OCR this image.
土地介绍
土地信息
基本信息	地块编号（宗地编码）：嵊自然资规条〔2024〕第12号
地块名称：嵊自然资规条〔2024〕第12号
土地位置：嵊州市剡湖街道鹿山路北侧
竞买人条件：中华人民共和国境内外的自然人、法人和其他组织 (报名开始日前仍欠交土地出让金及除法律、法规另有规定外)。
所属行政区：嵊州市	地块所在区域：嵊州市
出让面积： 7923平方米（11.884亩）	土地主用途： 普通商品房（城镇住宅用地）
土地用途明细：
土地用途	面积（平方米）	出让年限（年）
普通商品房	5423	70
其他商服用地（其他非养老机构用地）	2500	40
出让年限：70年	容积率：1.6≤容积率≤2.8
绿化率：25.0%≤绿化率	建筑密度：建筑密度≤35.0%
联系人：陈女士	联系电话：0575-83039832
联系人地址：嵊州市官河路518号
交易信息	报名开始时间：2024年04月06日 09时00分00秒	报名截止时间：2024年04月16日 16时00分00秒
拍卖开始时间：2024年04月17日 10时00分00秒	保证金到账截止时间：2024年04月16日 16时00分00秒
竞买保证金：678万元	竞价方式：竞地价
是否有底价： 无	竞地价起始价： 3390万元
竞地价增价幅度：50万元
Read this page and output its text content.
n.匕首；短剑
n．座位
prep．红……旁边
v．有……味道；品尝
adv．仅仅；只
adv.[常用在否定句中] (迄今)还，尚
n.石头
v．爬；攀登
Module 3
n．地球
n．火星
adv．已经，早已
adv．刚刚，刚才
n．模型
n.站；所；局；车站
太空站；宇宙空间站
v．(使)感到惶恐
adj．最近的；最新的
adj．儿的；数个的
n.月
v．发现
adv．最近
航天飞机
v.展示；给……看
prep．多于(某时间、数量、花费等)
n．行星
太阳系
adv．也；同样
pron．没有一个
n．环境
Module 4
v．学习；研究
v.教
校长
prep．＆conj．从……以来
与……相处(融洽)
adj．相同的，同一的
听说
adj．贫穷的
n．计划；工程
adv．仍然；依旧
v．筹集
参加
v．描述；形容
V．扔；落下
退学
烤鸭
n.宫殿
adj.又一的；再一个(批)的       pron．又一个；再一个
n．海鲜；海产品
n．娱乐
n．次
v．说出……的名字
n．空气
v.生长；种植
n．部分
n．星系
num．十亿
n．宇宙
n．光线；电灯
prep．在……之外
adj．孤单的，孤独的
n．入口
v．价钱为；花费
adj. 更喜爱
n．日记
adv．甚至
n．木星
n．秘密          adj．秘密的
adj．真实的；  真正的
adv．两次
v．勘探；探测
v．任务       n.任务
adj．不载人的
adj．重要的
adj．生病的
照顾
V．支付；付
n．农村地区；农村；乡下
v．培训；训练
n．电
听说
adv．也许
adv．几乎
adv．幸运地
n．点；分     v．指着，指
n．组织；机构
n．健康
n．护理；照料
....
• TASK PROMPT
Find all lines holding the string "出让年限" and copy them.

• ANSWER TO THIS EXERCISE
土地用途	面积（平方米）	出让年限（年）
出让年限：70年	容积率：1.6≤容积率≤2.8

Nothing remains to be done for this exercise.